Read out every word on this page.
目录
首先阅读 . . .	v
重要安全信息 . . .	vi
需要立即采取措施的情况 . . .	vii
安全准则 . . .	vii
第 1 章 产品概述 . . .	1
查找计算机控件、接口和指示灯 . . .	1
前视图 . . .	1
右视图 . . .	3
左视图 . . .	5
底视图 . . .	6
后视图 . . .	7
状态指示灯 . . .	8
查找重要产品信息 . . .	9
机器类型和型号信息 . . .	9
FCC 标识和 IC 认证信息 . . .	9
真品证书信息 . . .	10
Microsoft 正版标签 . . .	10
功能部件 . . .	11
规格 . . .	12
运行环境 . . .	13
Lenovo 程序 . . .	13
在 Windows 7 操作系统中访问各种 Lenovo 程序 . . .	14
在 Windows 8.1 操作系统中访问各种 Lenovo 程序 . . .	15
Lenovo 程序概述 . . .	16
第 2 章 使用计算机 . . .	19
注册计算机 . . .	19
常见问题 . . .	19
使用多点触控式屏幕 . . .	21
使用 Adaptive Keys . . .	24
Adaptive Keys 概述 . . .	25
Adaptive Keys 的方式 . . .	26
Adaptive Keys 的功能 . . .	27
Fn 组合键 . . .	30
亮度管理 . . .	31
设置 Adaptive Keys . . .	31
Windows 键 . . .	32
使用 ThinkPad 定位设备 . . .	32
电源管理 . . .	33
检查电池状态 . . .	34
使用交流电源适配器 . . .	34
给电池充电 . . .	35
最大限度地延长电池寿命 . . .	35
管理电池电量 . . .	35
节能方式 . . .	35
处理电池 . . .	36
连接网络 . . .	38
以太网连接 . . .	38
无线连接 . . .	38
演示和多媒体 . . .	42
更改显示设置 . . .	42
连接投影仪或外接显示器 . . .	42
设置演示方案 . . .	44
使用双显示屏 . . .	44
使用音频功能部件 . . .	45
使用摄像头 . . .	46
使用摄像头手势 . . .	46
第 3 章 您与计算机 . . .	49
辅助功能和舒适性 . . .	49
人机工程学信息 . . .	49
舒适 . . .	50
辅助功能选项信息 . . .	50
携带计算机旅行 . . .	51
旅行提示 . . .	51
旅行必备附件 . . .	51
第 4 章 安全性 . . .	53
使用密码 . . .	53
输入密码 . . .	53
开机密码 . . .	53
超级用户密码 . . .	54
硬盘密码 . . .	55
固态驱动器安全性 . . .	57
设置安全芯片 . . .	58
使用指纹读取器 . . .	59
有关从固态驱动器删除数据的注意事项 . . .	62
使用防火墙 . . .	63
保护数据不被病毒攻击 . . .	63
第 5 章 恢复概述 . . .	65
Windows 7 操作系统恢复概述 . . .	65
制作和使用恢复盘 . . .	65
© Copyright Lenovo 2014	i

###

Output the full listing without altering anything.

The answer:
Read out every word on this page.
目录
首先阅读 . . .	v
重要安全信息 . . .	vi
需要立即采取措施的情况 . . .	vii
安全准则 . . .	vii
第 1 章 产品概述 . . .	1
查找计算机控件、接口和指示灯 . . .	1
前视图 . . .	1
右视图 . . .	3
左视图 . . .	5
底视图 . . .	6
后视图 . . .	7
状态指示灯 . . .	8
查找重要产品信息 . . .	9
机器类型和型号信息 . . .	9
FCC 标识和 IC 认证信息 . . .	9
真品证书信息 . . .	10
Microsoft 正版标签 . . .	10
功能部件 . . .	11
规格 . . .	12
运行环境 . . .	13
Lenovo 程序 . . .	13
在 Windows 7 操作系统中访问各种 Lenovo 程序 . . .	14
在 Windows 8.1 操作系统中访问各种 Lenovo 程序 . . .	15
Lenovo 程序概述 . . .	16
第 2 章 使用计算机 . . .	19
注册计算机 . . .	19
常见问题 . . .	19
使用多点触控式屏幕 . . .	21
使用 Adaptive Keys . . .	24
Adaptive Keys 概述 . . .	25
Adaptive Keys 的方式 . . .	26
Adaptive Keys 的功能 . . .	27
Fn 组合键 . . .	30
亮度管理 . . .	31
设置 Adaptive Keys . . .	31
Windows 键 . . .	32
使用 ThinkPad 定位设备 . . .	32
电源管理 . . .	33
检查电池状态 . . .	34
使用交流电源适配器 . . .	34
给电池充电 . . .	35
最大限度地延长电池寿命 . . .	35
管理电池电量 . . .	35
节能方式 . . .	35
处理电池 . . .	36
连接网络 . . .	38
以太网连接 . . .	38
无线连接 . . .	38
演示和多媒体 . . .	42
更改显示设置 . . .	42
连接投影仪或外接显示器 . . .	42
设置演示方案 . . .	44
使用双显示屏 . . .	44
使用音频功能部件 . . .	45
使用摄像头 . . .	46
使用摄像头手势 . . .	46
第 3 章 您与计算机 . . .	49
辅助功能和舒适性 . . .	49
人机工程学信息 . . .	49
舒适 . . .	50
辅助功能选项信息 . . .	50
携带计算机旅行 . . .	51
旅行提示 . . .	51
旅行必备附件 . . .	51
第 4 章 安全性 . . .	53
使用密码 . . .	53
输入密码 . . .	53
开机密码 . . .	53
超级用户密码 . . .	54
硬盘密码 . . .	55
固态驱动器安全性 . . .	57
设置安全芯片 . . .	58
使用指纹读取器 . . .	59
有关从固态驱动器删除数据的注意事项 . . .	62
使用防火墙 . . .	63
保护数据不被病毒攻击 . . .	63
第 5 章 恢复概述 . . .	65
Windows 7 操作系统恢复概述 . . .	65
制作和使用恢复盘 . . .	65
© Copyright Lenovo 2014	i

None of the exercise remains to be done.